__Data entries__.
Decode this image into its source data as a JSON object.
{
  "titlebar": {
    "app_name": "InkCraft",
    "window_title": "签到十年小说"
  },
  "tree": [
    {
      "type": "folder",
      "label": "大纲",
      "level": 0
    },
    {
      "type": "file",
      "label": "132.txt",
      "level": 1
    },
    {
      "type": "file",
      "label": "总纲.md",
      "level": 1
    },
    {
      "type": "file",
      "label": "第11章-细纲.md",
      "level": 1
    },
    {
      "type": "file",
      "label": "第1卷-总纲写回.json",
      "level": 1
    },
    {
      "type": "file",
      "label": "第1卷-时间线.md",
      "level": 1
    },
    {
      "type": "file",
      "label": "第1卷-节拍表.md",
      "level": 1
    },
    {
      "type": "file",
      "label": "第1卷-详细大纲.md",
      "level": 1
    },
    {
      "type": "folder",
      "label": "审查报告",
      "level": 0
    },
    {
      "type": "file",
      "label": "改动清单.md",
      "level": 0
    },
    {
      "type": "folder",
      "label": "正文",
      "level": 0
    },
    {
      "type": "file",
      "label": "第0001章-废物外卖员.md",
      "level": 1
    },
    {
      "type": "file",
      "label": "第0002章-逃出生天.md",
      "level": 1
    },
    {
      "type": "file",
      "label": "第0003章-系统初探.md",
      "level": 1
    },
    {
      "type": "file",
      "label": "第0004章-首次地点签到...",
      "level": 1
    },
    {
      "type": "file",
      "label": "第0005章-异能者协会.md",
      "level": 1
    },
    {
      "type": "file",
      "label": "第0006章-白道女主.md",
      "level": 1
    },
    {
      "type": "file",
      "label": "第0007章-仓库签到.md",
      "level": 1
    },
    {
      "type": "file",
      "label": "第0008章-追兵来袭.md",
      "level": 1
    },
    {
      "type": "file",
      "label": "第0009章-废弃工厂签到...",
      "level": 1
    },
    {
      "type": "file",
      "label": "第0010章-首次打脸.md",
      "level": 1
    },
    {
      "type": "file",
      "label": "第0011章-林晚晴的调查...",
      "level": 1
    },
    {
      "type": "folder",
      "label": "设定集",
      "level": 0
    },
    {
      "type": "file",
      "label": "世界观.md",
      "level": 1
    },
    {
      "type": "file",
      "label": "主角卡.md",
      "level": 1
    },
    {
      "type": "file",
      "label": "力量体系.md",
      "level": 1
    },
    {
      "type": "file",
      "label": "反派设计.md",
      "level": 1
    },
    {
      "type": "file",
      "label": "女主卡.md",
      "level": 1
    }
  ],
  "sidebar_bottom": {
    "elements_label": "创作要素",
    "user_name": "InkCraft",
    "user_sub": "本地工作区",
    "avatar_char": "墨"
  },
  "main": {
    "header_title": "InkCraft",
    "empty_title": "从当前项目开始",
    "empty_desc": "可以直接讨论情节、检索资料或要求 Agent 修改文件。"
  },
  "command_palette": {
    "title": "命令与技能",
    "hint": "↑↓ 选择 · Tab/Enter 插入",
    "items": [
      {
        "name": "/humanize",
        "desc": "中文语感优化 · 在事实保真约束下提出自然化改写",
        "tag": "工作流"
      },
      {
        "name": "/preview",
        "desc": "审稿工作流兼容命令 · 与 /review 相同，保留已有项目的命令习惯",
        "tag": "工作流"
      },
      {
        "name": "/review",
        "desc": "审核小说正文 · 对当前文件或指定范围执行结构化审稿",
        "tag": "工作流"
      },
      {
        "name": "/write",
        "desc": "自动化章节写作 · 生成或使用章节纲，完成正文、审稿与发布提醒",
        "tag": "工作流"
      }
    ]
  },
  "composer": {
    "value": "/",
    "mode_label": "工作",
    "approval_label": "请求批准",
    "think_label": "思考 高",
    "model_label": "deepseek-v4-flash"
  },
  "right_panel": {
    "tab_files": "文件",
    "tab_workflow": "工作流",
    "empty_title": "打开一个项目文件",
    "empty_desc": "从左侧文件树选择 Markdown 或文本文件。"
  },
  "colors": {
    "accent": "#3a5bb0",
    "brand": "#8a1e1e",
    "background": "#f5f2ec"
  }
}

__WHAT TO PRODUCE__. Find every line in the records that contains the word "InkCraft"; copy those lines.

__ANSWER BELOW__.
    "app_name": "InkCraft",
    "user_name": "InkCraft",
    "header_title": "InkCraft",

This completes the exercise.